» Work item: Search the data for the word "xlabel" and copy every line where it occurs.

» Excerpted records:

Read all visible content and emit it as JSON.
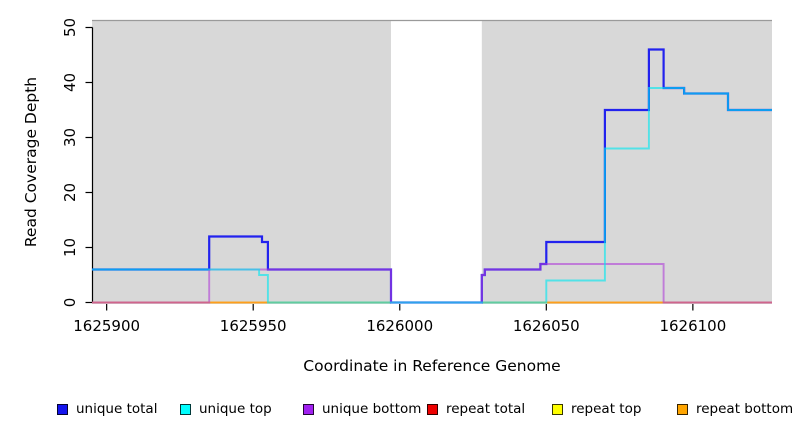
{
  "figure": {
    "x_axis": {
      "label": "Coordinate in Reference Genome",
      "tick_labels": [
        "1625900",
        "1625950",
        "1626000",
        "1626050",
        "1626100"
      ],
      "tick_values": [
        1625900,
        1625950,
        1626000,
        1626050,
        1626100
      ]
    },
    "y_axis": {
      "label": "Read Coverage Depth",
      "tick_labels": [
        "0",
        "10",
        "20",
        "30",
        "40",
        "50"
      ],
      "tick_values": [
        0,
        10,
        20,
        30,
        40,
        50
      ]
    }
  },
  "chart_data": {
    "type": "step-line",
    "title": "",
    "xlabel": "Coordinate in Reference Genome",
    "ylabel": "Read Coverage Depth",
    "x_ticks": [
      1625900,
      1625950,
      1626000,
      1626050,
      1626100
    ],
    "y_ticks": [
      0,
      10,
      20,
      30,
      40,
      50
    ],
    "x_range": [
      1625895,
      1626127
    ],
    "y_range": [
      0,
      51.4
    ],
    "plot_background": "#d8d8d8",
    "border_color": "#9a9a9a",
    "gap_region": {
      "x_start": 1625997,
      "x_end": 1626028,
      "color": "#ffffff"
    },
    "series": [
      {
        "name": "repeat total",
        "line_color": "#e8262d",
        "points": [
          [
            1625895,
            0
          ],
          [
            1626127,
            0
          ]
        ]
      },
      {
        "name": "repeat top",
        "line_color": "#ffe400",
        "points": [
          [
            1625895,
            0
          ],
          [
            1626127,
            0
          ]
        ]
      },
      {
        "name": "repeat bottom",
        "line_color": "#ff9e1b",
        "points": [
          [
            1625895,
            0
          ],
          [
            1626127,
            0
          ]
        ]
      },
      {
        "name": "unique total",
        "line_color": "#2222ee",
        "points": [
          [
            1625895,
            6
          ],
          [
            1625935,
            12
          ],
          [
            1625953,
            11
          ],
          [
            1625955,
            6
          ],
          [
            1625997,
            0
          ],
          [
            1626028,
            5
          ],
          [
            1626029,
            6
          ],
          [
            1626048,
            7
          ],
          [
            1626050,
            11
          ],
          [
            1626070,
            35
          ],
          [
            1626085,
            46
          ],
          [
            1626090,
            39
          ],
          [
            1626097,
            38
          ],
          [
            1626112,
            35
          ],
          [
            1626127,
            35
          ]
        ]
      },
      {
        "name": "unique bottom",
        "line_color": "#b040d8",
        "points": [
          [
            1625895,
            0
          ],
          [
            1625935,
            6
          ],
          [
            1625997,
            0
          ],
          [
            1626028,
            5
          ],
          [
            1626029,
            6
          ],
          [
            1626048,
            7
          ],
          [
            1626090,
            0
          ],
          [
            1626127,
            0
          ]
        ]
      },
      {
        "name": "unique top",
        "line_color": "#00e8f0",
        "points": [
          [
            1625895,
            6
          ],
          [
            1625952,
            5
          ],
          [
            1625955,
            0
          ],
          [
            1626050,
            4
          ],
          [
            1626070,
            28
          ],
          [
            1626085,
            39
          ],
          [
            1626097,
            38
          ],
          [
            1626112,
            35
          ],
          [
            1626127,
            35
          ]
        ]
      }
    ]
  },
  "legend": {
    "items": [
      {
        "label": "unique total",
        "color": "#1414ee"
      },
      {
        "label": "unique top",
        "color": "#00ffff"
      },
      {
        "label": "unique bottom",
        "color": "#a020f0"
      },
      {
        "label": "repeat total",
        "color": "#ee0000"
      },
      {
        "label": "repeat top",
        "color": "#ffff00"
      },
      {
        "label": "repeat bottom",
        "color": "#ffa500"
      }
    ]
  }
}
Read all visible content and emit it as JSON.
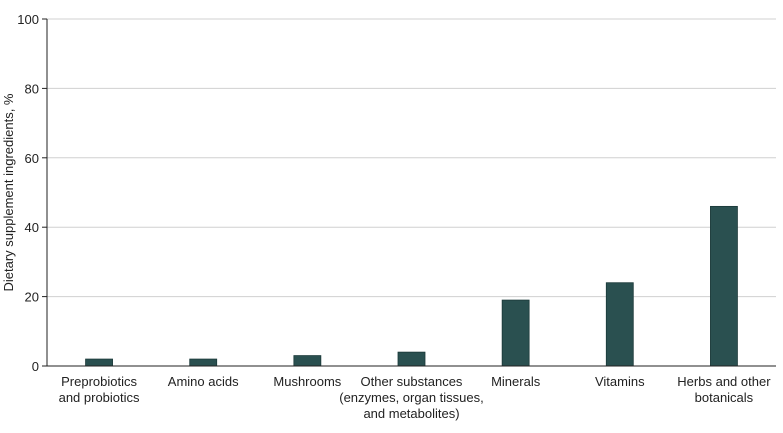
{
  "chart_data": {
    "type": "bar",
    "title": "",
    "xlabel": "",
    "ylabel": "Dietary supplement ingredients, %",
    "ylim": [
      0,
      100
    ],
    "yticks": [
      0,
      20,
      40,
      60,
      80,
      100
    ],
    "grid": true,
    "categories": [
      [
        "Preprobiotics",
        "and probiotics"
      ],
      [
        "Amino acids"
      ],
      [
        "Mushrooms"
      ],
      [
        "Other substances",
        "(enzymes, organ tissues,",
        "and metabolites)"
      ],
      [
        "Minerals"
      ],
      [
        "Vitamins"
      ],
      [
        "Herbs and other",
        "botanicals"
      ]
    ],
    "values": [
      2,
      2,
      3,
      4,
      19,
      24,
      46
    ],
    "bar_color": "#2a5050",
    "grid_color": "#d0d0d0"
  }
}
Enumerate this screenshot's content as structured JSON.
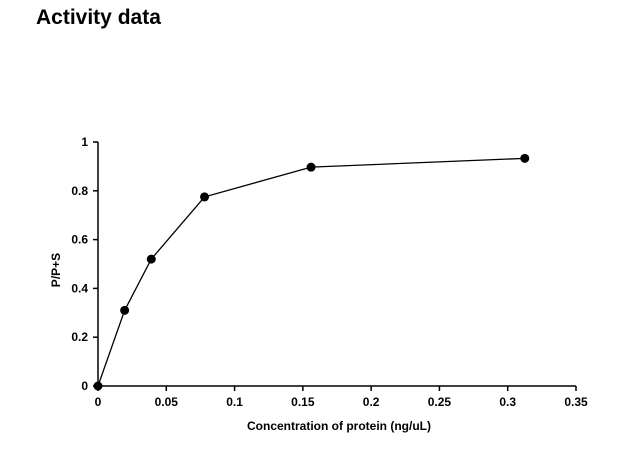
{
  "heading": "Activity data",
  "chart_data": {
    "type": "line",
    "title": "",
    "xlabel": "Concentration of protein (ng/uL)",
    "ylabel": "P/P+S",
    "xlim": [
      0,
      0.35
    ],
    "ylim": [
      0,
      1
    ],
    "xticks": [
      "0",
      "0.05",
      "0.1",
      "0.15",
      "0.2",
      "0.25",
      "0.3",
      "0.35"
    ],
    "xtick_values": [
      0,
      0.05,
      0.1,
      0.15,
      0.2,
      0.25,
      0.3,
      0.35
    ],
    "yticks": [
      "0",
      "0.2",
      "0.4",
      "0.6",
      "0.8",
      "1"
    ],
    "ytick_values": [
      0,
      0.2,
      0.4,
      0.6,
      0.8,
      1
    ],
    "grid": false,
    "legend": "none",
    "series": [
      {
        "x": [
          0,
          0.0195,
          0.039,
          0.078,
          0.156,
          0.3125
        ],
        "y": [
          0,
          0.31,
          0.52,
          0.775,
          0.897,
          0.933
        ],
        "color": "#000000",
        "marker": "circle"
      }
    ]
  }
}
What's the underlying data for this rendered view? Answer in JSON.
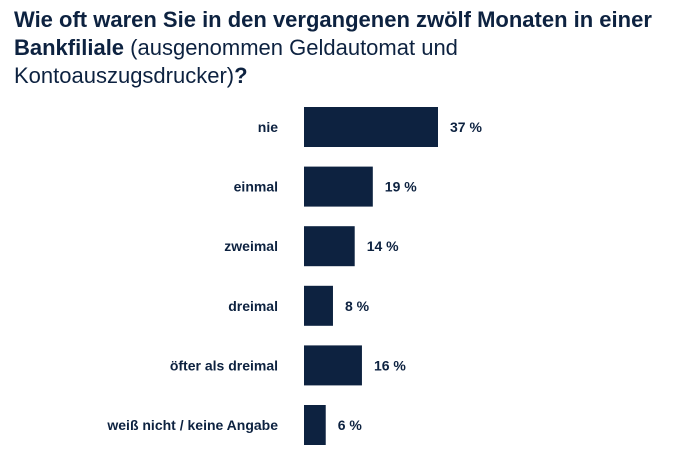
{
  "title": {
    "bold_part": "Wie oft waren Sie in den vergangenen zwölf Monaten in einer Bankfiliale",
    "normal_part": " (ausgenommen Geldautomat und Kontoauszugsdrucker)",
    "end_part": "?"
  },
  "colors": {
    "bar": "#0d2240",
    "text": "#0d2240"
  },
  "chart_data": {
    "type": "bar",
    "orientation": "horizontal",
    "categories": [
      "nie",
      "einmal",
      "zweimal",
      "dreimal",
      "öfter als dreimal",
      "weiß nicht / keine Angabe"
    ],
    "values": [
      37,
      19,
      14,
      8,
      16,
      6
    ],
    "value_labels": [
      "37 %",
      "19 %",
      "14 %",
      "8 %",
      "16 %",
      "6 %"
    ],
    "xlim": [
      0,
      37
    ],
    "grid": false,
    "legend": "none"
  }
}
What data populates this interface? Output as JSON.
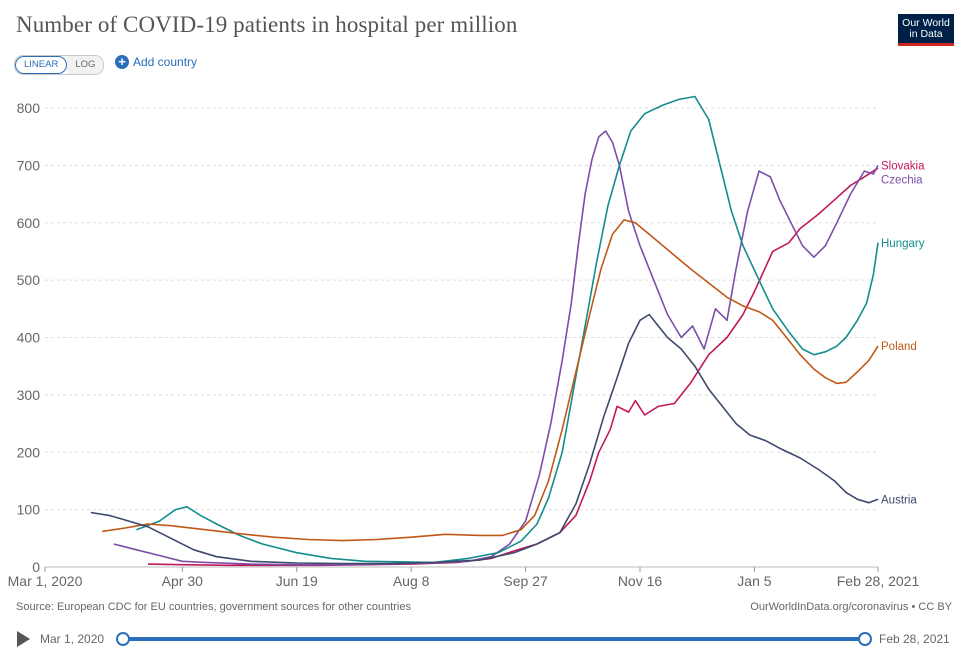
{
  "header": {
    "title": "Number of COVID-19 patients in hospital per million",
    "logo_line1": "Our World",
    "logo_line2": "in Data",
    "scale_linear": "LINEAR",
    "scale_log": "LOG",
    "add_country": "Add country"
  },
  "footer": {
    "source": "Source: European CDC for EU countries, government sources for other countries",
    "credit": "OurWorldInData.org/coronavirus • CC BY"
  },
  "timeline": {
    "start_label": "Mar 1, 2020",
    "end_label": "Feb 28, 2021"
  },
  "chart_data": {
    "type": "line",
    "title": "Number of COVID-19 patients in hospital per million",
    "xlabel": "",
    "ylabel": "",
    "x_unit": "days since Mar 1, 2020",
    "xlim": [
      0,
      364
    ],
    "ylim": [
      0,
      800
    ],
    "y_ticks": [
      0,
      100,
      200,
      300,
      400,
      500,
      600,
      700,
      800
    ],
    "x_ticks": [
      {
        "day": 0,
        "label": "Mar 1, 2020"
      },
      {
        "day": 60,
        "label": "Apr 30"
      },
      {
        "day": 110,
        "label": "Jun 19"
      },
      {
        "day": 160,
        "label": "Aug 8"
      },
      {
        "day": 210,
        "label": "Sep 27"
      },
      {
        "day": 260,
        "label": "Nov 16"
      },
      {
        "day": 310,
        "label": "Jan 5"
      },
      {
        "day": 364,
        "label": "Feb 28, 2021"
      }
    ],
    "grid": true,
    "series": [
      {
        "name": "Slovakia",
        "color": "#c2185b",
        "points": [
          [
            45,
            5
          ],
          [
            60,
            4
          ],
          [
            80,
            3
          ],
          [
            100,
            3
          ],
          [
            120,
            3
          ],
          [
            140,
            4
          ],
          [
            160,
            5
          ],
          [
            180,
            8
          ],
          [
            195,
            15
          ],
          [
            205,
            28
          ],
          [
            215,
            40
          ],
          [
            225,
            60
          ],
          [
            232,
            90
          ],
          [
            238,
            150
          ],
          [
            242,
            200
          ],
          [
            247,
            240
          ],
          [
            250,
            280
          ],
          [
            255,
            270
          ],
          [
            258,
            290
          ],
          [
            262,
            265
          ],
          [
            268,
            280
          ],
          [
            275,
            285
          ],
          [
            282,
            320
          ],
          [
            290,
            370
          ],
          [
            298,
            400
          ],
          [
            305,
            440
          ],
          [
            310,
            480
          ],
          [
            318,
            550
          ],
          [
            325,
            565
          ],
          [
            330,
            590
          ],
          [
            338,
            615
          ],
          [
            345,
            640
          ],
          [
            352,
            665
          ],
          [
            358,
            680
          ],
          [
            362,
            690
          ],
          [
            364,
            695
          ]
        ]
      },
      {
        "name": "Czechia",
        "color": "#7b4fa8",
        "points": [
          [
            30,
            40
          ],
          [
            40,
            30
          ],
          [
            50,
            20
          ],
          [
            60,
            10
          ],
          [
            70,
            8
          ],
          [
            90,
            5
          ],
          [
            110,
            4
          ],
          [
            130,
            4
          ],
          [
            150,
            5
          ],
          [
            170,
            7
          ],
          [
            185,
            10
          ],
          [
            195,
            18
          ],
          [
            203,
            40
          ],
          [
            210,
            80
          ],
          [
            216,
            160
          ],
          [
            221,
            250
          ],
          [
            226,
            360
          ],
          [
            230,
            460
          ],
          [
            233,
            560
          ],
          [
            236,
            650
          ],
          [
            239,
            710
          ],
          [
            242,
            750
          ],
          [
            245,
            760
          ],
          [
            248,
            740
          ],
          [
            251,
            700
          ],
          [
            255,
            620
          ],
          [
            260,
            560
          ],
          [
            266,
            500
          ],
          [
            272,
            440
          ],
          [
            278,
            400
          ],
          [
            283,
            420
          ],
          [
            288,
            380
          ],
          [
            293,
            450
          ],
          [
            298,
            430
          ],
          [
            302,
            520
          ],
          [
            307,
            620
          ],
          [
            312,
            690
          ],
          [
            317,
            680
          ],
          [
            321,
            640
          ],
          [
            326,
            600
          ],
          [
            331,
            560
          ],
          [
            336,
            540
          ],
          [
            341,
            560
          ],
          [
            346,
            600
          ],
          [
            352,
            650
          ],
          [
            358,
            690
          ],
          [
            362,
            685
          ],
          [
            364,
            700
          ]
        ]
      },
      {
        "name": "Hungary",
        "color": "#138d8d",
        "points": [
          [
            40,
            65
          ],
          [
            50,
            80
          ],
          [
            57,
            100
          ],
          [
            62,
            105
          ],
          [
            68,
            90
          ],
          [
            75,
            75
          ],
          [
            85,
            55
          ],
          [
            95,
            40
          ],
          [
            110,
            25
          ],
          [
            125,
            15
          ],
          [
            140,
            10
          ],
          [
            155,
            9
          ],
          [
            170,
            8
          ],
          [
            185,
            15
          ],
          [
            198,
            25
          ],
          [
            208,
            45
          ],
          [
            215,
            75
          ],
          [
            220,
            120
          ],
          [
            226,
            200
          ],
          [
            231,
            310
          ],
          [
            236,
            420
          ],
          [
            241,
            530
          ],
          [
            246,
            630
          ],
          [
            251,
            700
          ],
          [
            256,
            760
          ],
          [
            262,
            790
          ],
          [
            270,
            805
          ],
          [
            277,
            815
          ],
          [
            284,
            820
          ],
          [
            290,
            780
          ],
          [
            295,
            700
          ],
          [
            300,
            620
          ],
          [
            305,
            560
          ],
          [
            312,
            500
          ],
          [
            318,
            450
          ],
          [
            325,
            410
          ],
          [
            331,
            380
          ],
          [
            336,
            370
          ],
          [
            341,
            375
          ],
          [
            346,
            385
          ],
          [
            350,
            400
          ],
          [
            355,
            430
          ],
          [
            359,
            460
          ],
          [
            362,
            510
          ],
          [
            364,
            565
          ]
        ]
      },
      {
        "name": "Poland",
        "color": "#c05917",
        "points": [
          [
            25,
            62
          ],
          [
            35,
            68
          ],
          [
            45,
            75
          ],
          [
            55,
            72
          ],
          [
            70,
            65
          ],
          [
            85,
            58
          ],
          [
            100,
            52
          ],
          [
            115,
            48
          ],
          [
            130,
            46
          ],
          [
            145,
            48
          ],
          [
            160,
            52
          ],
          [
            175,
            57
          ],
          [
            190,
            55
          ],
          [
            200,
            55
          ],
          [
            208,
            65
          ],
          [
            214,
            90
          ],
          [
            220,
            150
          ],
          [
            226,
            240
          ],
          [
            232,
            340
          ],
          [
            238,
            440
          ],
          [
            243,
            520
          ],
          [
            248,
            580
          ],
          [
            253,
            605
          ],
          [
            258,
            600
          ],
          [
            264,
            580
          ],
          [
            270,
            560
          ],
          [
            276,
            540
          ],
          [
            282,
            520
          ],
          [
            290,
            495
          ],
          [
            298,
            470
          ],
          [
            305,
            455
          ],
          [
            312,
            445
          ],
          [
            318,
            430
          ],
          [
            324,
            400
          ],
          [
            330,
            370
          ],
          [
            336,
            345
          ],
          [
            341,
            330
          ],
          [
            346,
            320
          ],
          [
            350,
            322
          ],
          [
            355,
            340
          ],
          [
            360,
            360
          ],
          [
            364,
            385
          ]
        ]
      },
      {
        "name": "Austria",
        "color": "#3d4a6b",
        "points": [
          [
            20,
            95
          ],
          [
            28,
            90
          ],
          [
            35,
            82
          ],
          [
            45,
            70
          ],
          [
            55,
            50
          ],
          [
            65,
            30
          ],
          [
            75,
            18
          ],
          [
            90,
            10
          ],
          [
            110,
            7
          ],
          [
            130,
            6
          ],
          [
            150,
            6
          ],
          [
            170,
            8
          ],
          [
            190,
            12
          ],
          [
            205,
            25
          ],
          [
            215,
            40
          ],
          [
            225,
            60
          ],
          [
            232,
            110
          ],
          [
            238,
            180
          ],
          [
            244,
            260
          ],
          [
            250,
            330
          ],
          [
            255,
            390
          ],
          [
            260,
            430
          ],
          [
            264,
            440
          ],
          [
            268,
            420
          ],
          [
            272,
            400
          ],
          [
            278,
            380
          ],
          [
            284,
            350
          ],
          [
            290,
            310
          ],
          [
            296,
            280
          ],
          [
            302,
            250
          ],
          [
            308,
            230
          ],
          [
            315,
            220
          ],
          [
            322,
            205
          ],
          [
            330,
            190
          ],
          [
            338,
            170
          ],
          [
            345,
            150
          ],
          [
            350,
            130
          ],
          [
            355,
            118
          ],
          [
            360,
            112
          ],
          [
            364,
            118
          ]
        ]
      }
    ]
  }
}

» Result of the task:
    "xlabel": "Coordinate in Reference Genome",
    "xlabel": "",
    "xlabel": "Concentration of protein (ng/uL)",
    "xlabel": "",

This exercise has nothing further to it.